Search the material for the word "异花授粉" and copy each line that holds it.
--- Start of Task inputs ---
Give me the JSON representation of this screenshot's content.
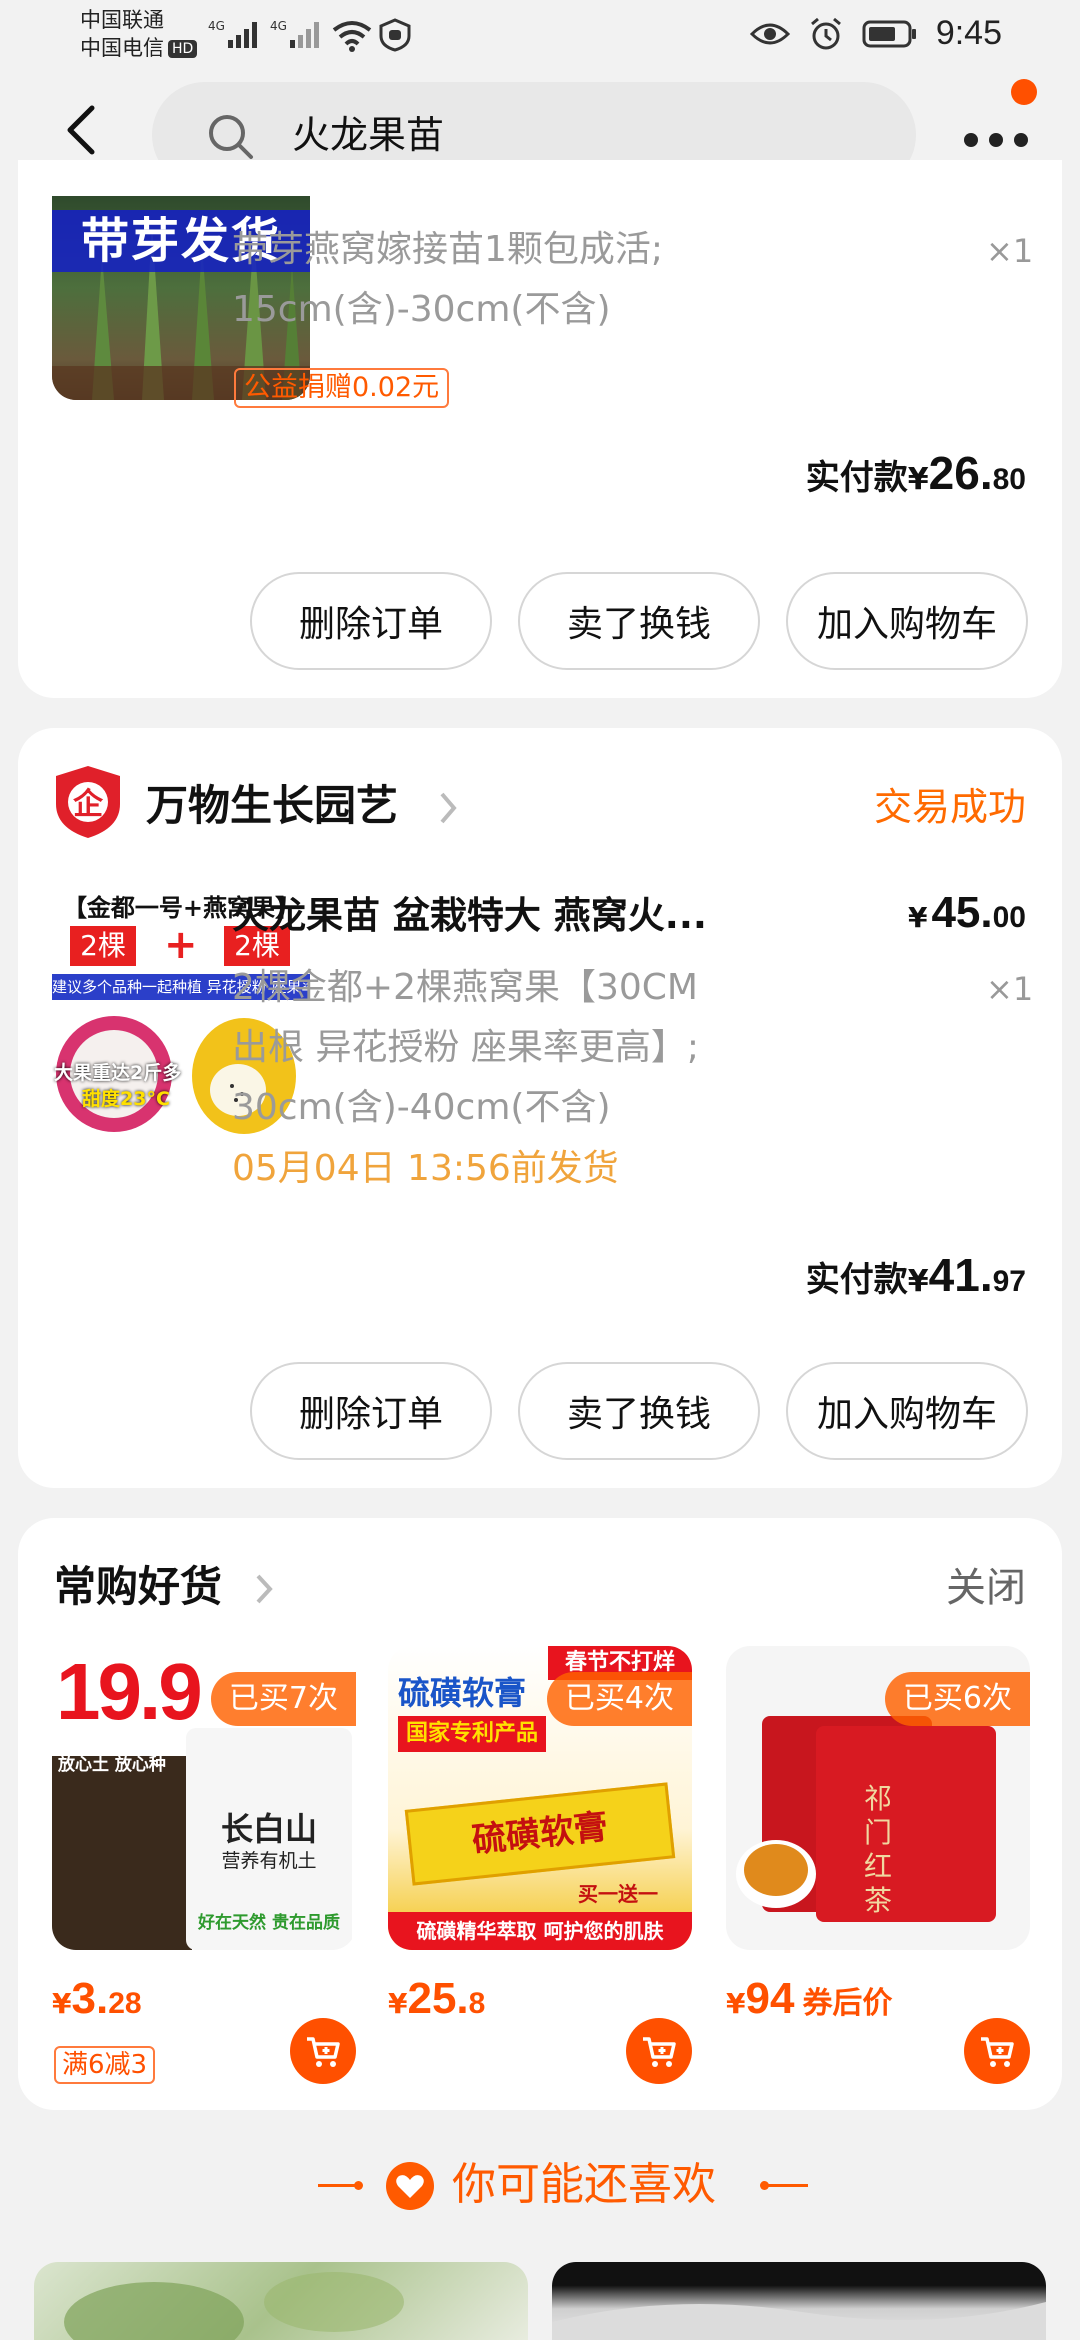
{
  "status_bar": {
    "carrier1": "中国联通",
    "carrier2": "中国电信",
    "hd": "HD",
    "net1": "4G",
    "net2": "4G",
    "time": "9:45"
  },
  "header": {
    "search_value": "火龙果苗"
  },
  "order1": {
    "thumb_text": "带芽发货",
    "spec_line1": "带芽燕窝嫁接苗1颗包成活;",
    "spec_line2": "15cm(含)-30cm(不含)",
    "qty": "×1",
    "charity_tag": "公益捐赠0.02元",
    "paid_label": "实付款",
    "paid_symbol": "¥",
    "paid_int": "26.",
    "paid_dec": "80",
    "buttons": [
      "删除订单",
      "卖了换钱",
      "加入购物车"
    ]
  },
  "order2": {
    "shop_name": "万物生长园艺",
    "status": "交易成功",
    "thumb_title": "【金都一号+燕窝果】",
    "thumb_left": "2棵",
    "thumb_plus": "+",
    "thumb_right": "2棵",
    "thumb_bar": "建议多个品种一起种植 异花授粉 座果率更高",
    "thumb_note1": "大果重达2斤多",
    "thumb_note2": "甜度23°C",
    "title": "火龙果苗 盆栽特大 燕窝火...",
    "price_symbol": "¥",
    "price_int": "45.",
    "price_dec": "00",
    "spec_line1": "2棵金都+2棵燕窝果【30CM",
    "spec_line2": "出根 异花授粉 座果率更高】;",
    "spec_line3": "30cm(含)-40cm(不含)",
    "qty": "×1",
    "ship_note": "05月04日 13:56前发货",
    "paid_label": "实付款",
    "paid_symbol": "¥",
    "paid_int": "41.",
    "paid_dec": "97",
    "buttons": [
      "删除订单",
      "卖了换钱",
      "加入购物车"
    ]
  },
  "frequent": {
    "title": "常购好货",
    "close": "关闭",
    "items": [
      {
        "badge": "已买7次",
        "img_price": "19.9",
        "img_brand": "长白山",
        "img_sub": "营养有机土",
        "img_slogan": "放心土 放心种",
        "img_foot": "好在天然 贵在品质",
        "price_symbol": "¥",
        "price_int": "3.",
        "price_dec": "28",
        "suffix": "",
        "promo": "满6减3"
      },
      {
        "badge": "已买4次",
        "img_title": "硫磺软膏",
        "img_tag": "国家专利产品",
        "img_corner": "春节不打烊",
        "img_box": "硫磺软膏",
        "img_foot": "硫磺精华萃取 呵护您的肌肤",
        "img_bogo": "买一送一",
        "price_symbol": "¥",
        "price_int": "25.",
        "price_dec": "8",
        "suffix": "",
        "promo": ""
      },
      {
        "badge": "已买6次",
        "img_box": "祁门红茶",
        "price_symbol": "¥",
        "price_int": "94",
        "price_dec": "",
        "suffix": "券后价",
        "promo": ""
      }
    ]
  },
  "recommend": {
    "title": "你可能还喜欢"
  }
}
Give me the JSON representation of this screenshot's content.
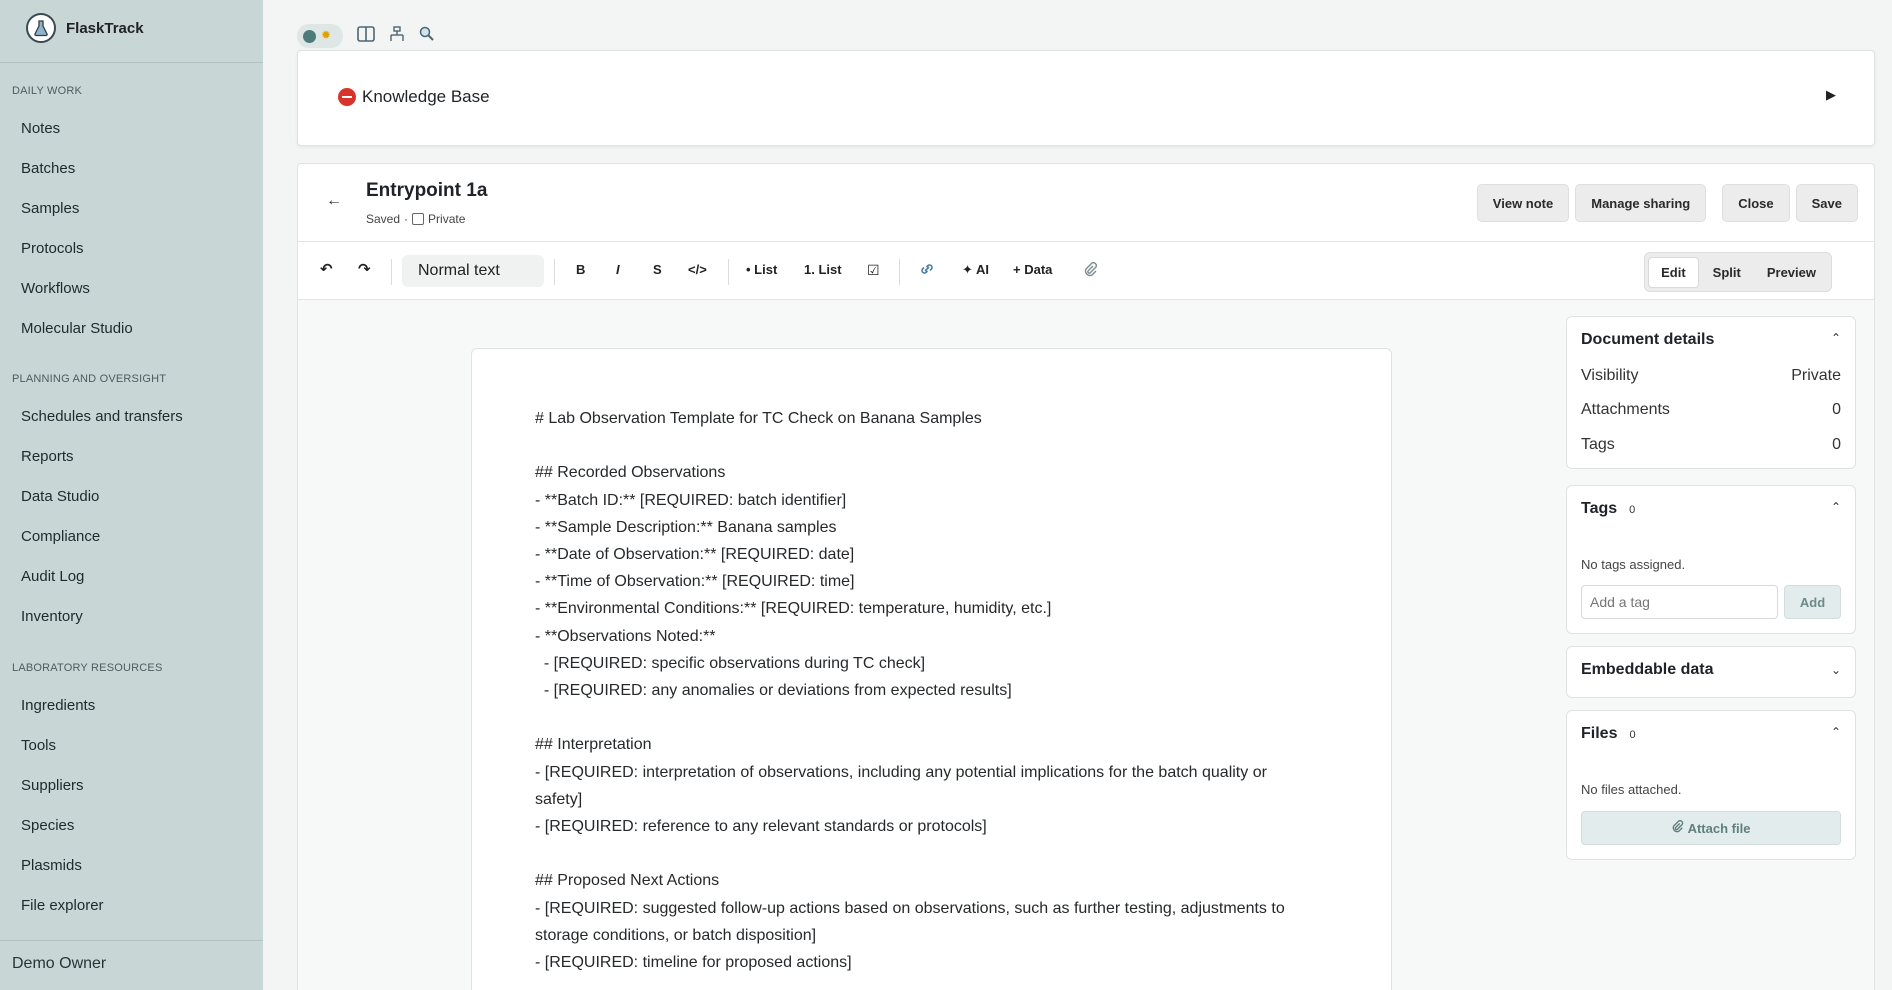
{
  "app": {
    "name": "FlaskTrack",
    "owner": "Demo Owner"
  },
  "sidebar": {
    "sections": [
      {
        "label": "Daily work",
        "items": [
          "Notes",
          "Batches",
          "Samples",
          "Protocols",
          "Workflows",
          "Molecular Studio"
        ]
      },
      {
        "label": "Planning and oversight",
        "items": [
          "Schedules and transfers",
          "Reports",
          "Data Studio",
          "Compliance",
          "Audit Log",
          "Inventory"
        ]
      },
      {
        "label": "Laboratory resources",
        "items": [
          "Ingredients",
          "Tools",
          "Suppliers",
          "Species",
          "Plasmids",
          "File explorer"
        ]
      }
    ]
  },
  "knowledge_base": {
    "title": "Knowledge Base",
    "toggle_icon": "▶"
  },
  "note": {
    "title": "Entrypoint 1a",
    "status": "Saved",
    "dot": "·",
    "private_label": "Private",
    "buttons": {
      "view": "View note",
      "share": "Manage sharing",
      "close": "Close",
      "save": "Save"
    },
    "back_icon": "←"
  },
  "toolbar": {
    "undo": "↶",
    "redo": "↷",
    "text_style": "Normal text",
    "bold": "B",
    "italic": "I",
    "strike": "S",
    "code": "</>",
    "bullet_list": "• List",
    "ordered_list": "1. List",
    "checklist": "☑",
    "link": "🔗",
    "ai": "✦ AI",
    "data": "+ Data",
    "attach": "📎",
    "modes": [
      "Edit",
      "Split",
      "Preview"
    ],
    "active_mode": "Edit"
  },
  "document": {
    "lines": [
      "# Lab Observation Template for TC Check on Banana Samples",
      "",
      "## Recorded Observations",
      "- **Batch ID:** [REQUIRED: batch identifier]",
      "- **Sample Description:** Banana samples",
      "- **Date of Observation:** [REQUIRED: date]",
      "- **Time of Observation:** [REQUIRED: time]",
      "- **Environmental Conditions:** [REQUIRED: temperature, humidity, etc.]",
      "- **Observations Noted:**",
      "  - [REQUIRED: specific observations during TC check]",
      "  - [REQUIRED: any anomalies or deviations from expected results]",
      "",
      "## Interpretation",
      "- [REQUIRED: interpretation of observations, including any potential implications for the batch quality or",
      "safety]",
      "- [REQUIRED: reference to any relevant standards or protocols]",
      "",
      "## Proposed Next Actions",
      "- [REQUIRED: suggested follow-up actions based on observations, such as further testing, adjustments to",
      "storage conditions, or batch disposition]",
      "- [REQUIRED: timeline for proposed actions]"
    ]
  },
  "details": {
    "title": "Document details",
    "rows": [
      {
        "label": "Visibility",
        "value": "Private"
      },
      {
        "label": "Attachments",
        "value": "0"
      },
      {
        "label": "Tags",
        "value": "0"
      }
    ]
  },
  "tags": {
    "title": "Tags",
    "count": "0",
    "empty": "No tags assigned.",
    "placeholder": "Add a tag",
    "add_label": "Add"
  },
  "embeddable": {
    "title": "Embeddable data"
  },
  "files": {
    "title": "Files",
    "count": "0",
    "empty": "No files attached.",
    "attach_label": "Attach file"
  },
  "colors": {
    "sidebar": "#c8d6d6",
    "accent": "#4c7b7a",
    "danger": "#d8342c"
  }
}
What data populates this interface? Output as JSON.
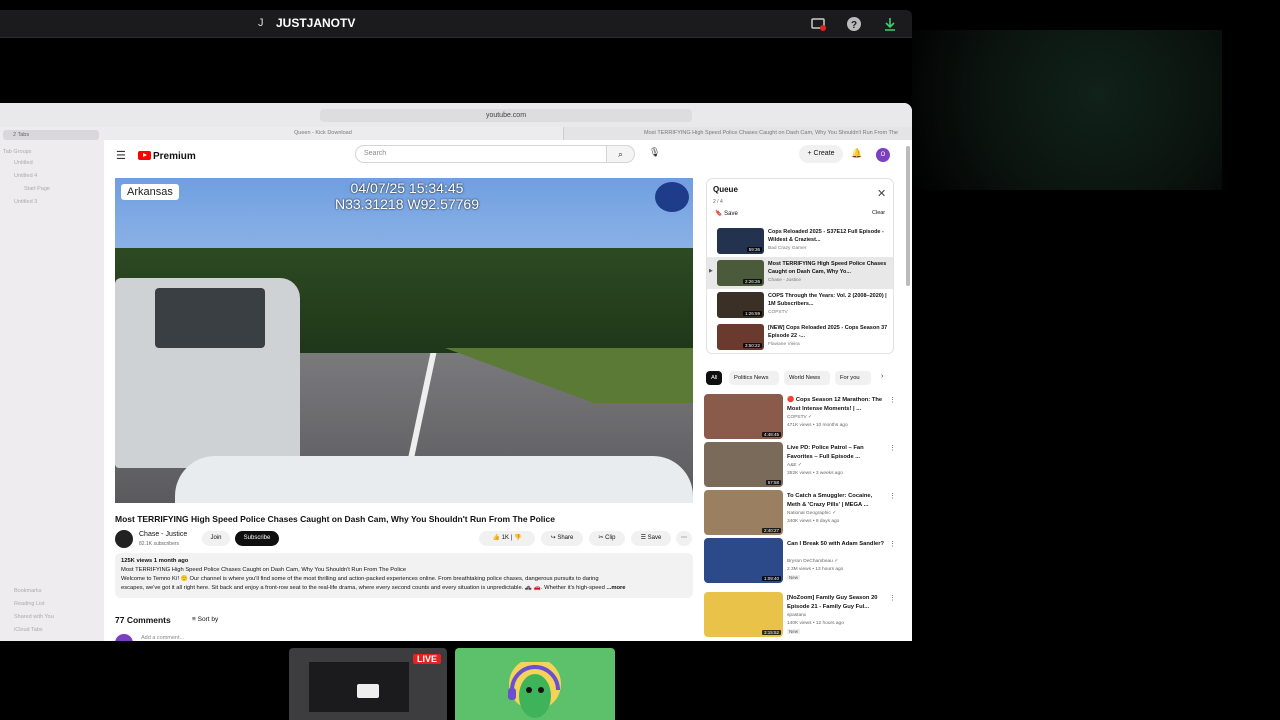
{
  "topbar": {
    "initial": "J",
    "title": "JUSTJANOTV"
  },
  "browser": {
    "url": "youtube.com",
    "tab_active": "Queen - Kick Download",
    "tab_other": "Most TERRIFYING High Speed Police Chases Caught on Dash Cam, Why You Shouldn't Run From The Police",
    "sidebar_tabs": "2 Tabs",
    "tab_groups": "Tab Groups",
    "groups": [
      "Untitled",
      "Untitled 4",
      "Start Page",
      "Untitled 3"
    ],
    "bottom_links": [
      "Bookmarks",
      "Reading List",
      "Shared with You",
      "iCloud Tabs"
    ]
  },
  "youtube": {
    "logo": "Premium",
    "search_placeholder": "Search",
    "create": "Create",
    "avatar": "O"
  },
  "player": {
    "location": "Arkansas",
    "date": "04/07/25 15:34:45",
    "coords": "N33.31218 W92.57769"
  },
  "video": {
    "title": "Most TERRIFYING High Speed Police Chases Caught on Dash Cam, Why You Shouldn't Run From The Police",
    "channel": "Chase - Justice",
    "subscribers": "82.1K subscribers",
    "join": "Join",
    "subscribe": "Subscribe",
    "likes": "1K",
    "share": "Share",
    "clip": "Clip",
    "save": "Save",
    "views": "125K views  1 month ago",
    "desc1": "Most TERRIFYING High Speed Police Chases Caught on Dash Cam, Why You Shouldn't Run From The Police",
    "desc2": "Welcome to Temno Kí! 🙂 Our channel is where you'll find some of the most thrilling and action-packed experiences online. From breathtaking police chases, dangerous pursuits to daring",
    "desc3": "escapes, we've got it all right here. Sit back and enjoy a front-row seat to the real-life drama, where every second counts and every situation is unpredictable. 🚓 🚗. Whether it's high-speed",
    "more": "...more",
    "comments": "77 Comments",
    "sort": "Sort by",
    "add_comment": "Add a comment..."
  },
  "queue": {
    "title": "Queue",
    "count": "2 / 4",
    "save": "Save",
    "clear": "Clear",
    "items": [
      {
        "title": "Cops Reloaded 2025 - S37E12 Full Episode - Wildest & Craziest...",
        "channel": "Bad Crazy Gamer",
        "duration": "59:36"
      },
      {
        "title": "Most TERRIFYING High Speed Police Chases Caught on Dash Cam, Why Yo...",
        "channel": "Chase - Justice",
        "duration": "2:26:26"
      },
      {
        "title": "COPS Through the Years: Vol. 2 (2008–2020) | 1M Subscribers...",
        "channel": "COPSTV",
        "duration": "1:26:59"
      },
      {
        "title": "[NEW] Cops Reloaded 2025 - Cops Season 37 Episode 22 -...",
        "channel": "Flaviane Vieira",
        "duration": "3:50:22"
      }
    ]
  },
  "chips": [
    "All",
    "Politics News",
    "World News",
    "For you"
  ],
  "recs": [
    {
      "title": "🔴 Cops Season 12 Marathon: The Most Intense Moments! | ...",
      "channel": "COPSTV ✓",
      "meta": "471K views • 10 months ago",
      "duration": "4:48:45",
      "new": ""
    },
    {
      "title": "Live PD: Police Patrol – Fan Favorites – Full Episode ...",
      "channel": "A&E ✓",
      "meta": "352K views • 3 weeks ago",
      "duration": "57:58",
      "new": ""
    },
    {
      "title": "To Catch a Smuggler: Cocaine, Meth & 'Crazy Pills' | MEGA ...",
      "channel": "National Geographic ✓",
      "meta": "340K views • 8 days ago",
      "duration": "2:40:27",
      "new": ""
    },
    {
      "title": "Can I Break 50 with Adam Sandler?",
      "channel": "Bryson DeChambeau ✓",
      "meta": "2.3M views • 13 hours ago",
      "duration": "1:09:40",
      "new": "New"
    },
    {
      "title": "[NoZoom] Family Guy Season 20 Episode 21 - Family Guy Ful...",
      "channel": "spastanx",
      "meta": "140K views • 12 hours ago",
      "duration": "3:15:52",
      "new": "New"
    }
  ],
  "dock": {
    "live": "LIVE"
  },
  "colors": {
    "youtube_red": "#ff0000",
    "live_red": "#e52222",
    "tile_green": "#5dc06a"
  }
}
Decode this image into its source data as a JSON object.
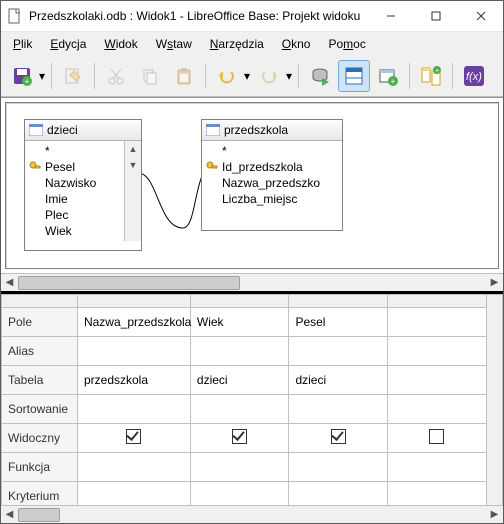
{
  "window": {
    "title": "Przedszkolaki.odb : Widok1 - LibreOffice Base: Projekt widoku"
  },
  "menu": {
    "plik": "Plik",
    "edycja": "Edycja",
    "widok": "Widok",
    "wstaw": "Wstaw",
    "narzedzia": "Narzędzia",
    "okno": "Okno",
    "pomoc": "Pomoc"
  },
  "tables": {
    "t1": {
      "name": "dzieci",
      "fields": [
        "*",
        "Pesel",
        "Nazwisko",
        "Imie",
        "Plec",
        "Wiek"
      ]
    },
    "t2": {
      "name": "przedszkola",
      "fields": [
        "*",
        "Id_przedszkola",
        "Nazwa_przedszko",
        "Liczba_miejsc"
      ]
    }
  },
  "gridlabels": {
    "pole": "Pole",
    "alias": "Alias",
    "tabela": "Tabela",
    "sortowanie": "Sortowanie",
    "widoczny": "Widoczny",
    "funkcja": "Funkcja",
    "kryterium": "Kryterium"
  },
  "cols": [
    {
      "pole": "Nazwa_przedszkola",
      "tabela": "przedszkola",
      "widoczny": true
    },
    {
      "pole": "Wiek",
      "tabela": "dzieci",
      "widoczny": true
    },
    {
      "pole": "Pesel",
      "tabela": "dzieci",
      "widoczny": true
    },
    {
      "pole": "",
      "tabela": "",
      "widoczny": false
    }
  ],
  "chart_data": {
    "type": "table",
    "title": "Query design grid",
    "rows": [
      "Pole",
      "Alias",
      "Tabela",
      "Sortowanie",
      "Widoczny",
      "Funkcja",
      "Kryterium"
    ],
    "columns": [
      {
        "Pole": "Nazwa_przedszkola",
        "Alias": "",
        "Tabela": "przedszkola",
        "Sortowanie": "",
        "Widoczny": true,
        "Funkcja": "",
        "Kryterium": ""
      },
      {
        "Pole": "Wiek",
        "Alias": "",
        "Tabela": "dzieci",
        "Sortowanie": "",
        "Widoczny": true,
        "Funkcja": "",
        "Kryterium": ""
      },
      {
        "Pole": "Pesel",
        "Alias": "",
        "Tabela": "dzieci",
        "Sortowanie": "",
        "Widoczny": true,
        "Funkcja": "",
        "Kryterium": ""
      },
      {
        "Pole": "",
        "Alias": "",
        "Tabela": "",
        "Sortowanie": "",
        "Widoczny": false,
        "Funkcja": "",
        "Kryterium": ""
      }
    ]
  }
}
--- End of Task inputs ---
Answer to the exercise:
    "thumb_bar": "建议多个品种一起种植 异花授粉 座果率更高",
    "spec_line2": "出根 异花授粉 座果率更高】;",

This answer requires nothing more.